## GEGEBENE ANWEISUNG 1
Mit welchem Ergebnis gewannen die Stralsunder Wildcats laut dem Volleyball-Bericht gegen SSF Fortuna Bonn?

## ZU LESENDER AUSZUG

Zweitliga-Volleyballerinnen gewinnen ungefährdet beim Aufsteiger SSF Bonn / Piest wird wertvollste Spielerin / halbes Team muss Corona-Test machen

Wie ein längerer Stopp während einer elendig weiten Reise habe sich die Auswärtsfahrt der Stralsunder Wildcats nach Bonn angefühlt, behauptet Madleen Piest.

Die Volleyballerin machte mit ihrem Team im 7. Zweitligaspiel der Saison kurzen Prozess mit Aufsteiger SSF Fortuna Bonn. 3:0 (25:17, 25:16, 25:23) binnen 78 Minuten. Zuvor und danach saßen Piest und Co. jeweils acht Stunden im Kleinbus auf der Autobahn durch die Republik. „Ja, das war eine schnelle Angelegenheit. Wir haben vor Anpfiff gesagt, wir wollen pünktlich wieder zu Hause sein“, lachte Piest. „Pünktlich zu Hause“ hieß Sonntag 5 Uhr früh.

## DATENSÄTZE

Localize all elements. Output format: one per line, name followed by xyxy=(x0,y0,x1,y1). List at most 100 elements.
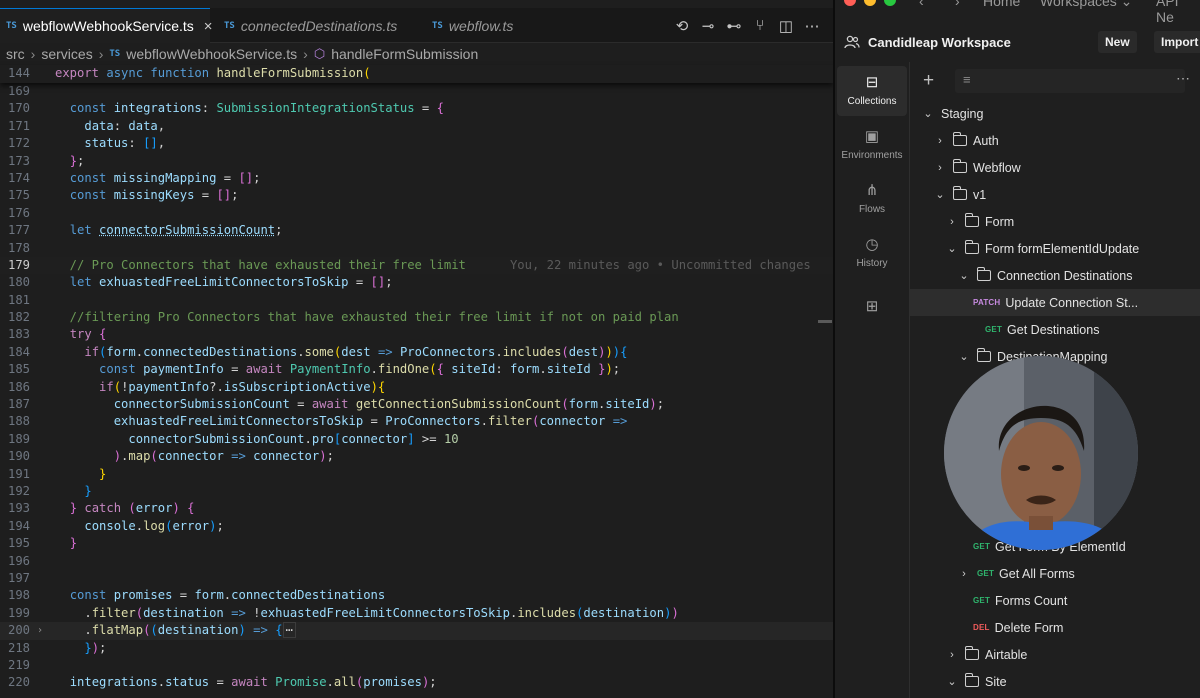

* * *

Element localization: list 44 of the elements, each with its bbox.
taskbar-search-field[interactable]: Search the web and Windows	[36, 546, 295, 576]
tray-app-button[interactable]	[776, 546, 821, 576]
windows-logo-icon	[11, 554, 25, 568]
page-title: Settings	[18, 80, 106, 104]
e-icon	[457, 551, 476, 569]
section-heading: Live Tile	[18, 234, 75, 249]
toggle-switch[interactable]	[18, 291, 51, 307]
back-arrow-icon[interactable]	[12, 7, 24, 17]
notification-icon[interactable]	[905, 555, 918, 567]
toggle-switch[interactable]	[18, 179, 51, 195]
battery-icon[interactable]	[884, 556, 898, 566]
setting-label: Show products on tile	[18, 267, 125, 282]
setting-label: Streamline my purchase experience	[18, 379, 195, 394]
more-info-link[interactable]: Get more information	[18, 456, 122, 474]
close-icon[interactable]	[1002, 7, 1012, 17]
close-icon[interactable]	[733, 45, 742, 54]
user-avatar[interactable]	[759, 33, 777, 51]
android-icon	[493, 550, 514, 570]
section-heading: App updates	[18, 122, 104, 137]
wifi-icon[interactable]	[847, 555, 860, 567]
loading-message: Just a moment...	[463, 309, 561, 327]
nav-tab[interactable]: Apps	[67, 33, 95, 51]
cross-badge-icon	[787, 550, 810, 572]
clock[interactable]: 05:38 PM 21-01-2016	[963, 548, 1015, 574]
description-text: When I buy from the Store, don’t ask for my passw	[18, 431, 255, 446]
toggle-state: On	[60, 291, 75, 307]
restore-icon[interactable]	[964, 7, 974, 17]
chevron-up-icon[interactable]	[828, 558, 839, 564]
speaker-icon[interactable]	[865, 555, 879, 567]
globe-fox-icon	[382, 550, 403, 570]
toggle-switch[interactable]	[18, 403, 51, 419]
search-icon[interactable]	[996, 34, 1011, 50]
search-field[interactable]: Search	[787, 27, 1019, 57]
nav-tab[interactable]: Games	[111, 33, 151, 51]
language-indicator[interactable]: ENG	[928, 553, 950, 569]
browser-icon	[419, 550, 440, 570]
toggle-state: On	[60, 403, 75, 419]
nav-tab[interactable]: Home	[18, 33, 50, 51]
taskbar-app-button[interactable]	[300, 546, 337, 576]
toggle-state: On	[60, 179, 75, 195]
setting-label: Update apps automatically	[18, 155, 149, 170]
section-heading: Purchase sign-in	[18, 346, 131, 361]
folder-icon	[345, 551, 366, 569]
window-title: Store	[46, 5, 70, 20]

## GEGEBENE ANWEISUNG 2
Schreiben Sie bitte aus den Datensätzen die Zeilen unverändert ab: Beginnen Sie bei der Zeile mit „Element localization: list“ und hören Sie nach der Zeile mit „550, 403, 570]“ auf.

## VOLLSTÄNDIGE AUSGABE 1
Sie gewannen 3:0 (25:17, 25:16, 25:23).

## VOLLSTÄNDIGE AUSGABE 2
Element localization: list 44 of the elements, each with its bbox.
taskbar-search-field[interactable]: Search the web and Windows	[36, 546, 295, 576]
tray-app-button[interactable]	[776, 546, 821, 576]
windows-logo-icon	[11, 554, 25, 568]
page-title: Settings	[18, 80, 106, 104]
e-icon	[457, 551, 476, 569]
section-heading: Live Tile	[18, 234, 75, 249]
toggle-switch[interactable]	[18, 291, 51, 307]
back-arrow-icon[interactable]	[12, 7, 24, 17]
notification-icon[interactable]	[905, 555, 918, 567]
toggle-switch[interactable]	[18, 179, 51, 195]
battery-icon[interactable]	[884, 556, 898, 566]
setting-label: Show products on tile	[18, 267, 125, 282]
setting-label: Streamline my purchase experience	[18, 379, 195, 394]
more-info-link[interactable]: Get more information	[18, 456, 122, 474]
close-icon[interactable]	[1002, 7, 1012, 17]
close-icon[interactable]	[733, 45, 742, 54]
user-avatar[interactable]	[759, 33, 777, 51]
android-icon	[493, 550, 514, 570]
section-heading: App updates	[18, 122, 104, 137]
wifi-icon[interactable]	[847, 555, 860, 567]
loading-message: Just a moment...	[463, 309, 561, 327]
nav-tab[interactable]: Apps	[67, 33, 95, 51]
cross-badge-icon	[787, 550, 810, 572]
clock[interactable]: 05:38 PM 21-01-2016	[963, 548, 1015, 574]
description-text: When I buy from the Store, don’t ask for my passw	[18, 431, 255, 446]
toggle-state: On	[60, 291, 75, 307]
restore-icon[interactable]	[964, 7, 974, 17]
chevron-up-icon[interactable]	[828, 558, 839, 564]
speaker-icon[interactable]	[865, 555, 879, 567]
globe-fox-icon	[382, 550, 403, 570]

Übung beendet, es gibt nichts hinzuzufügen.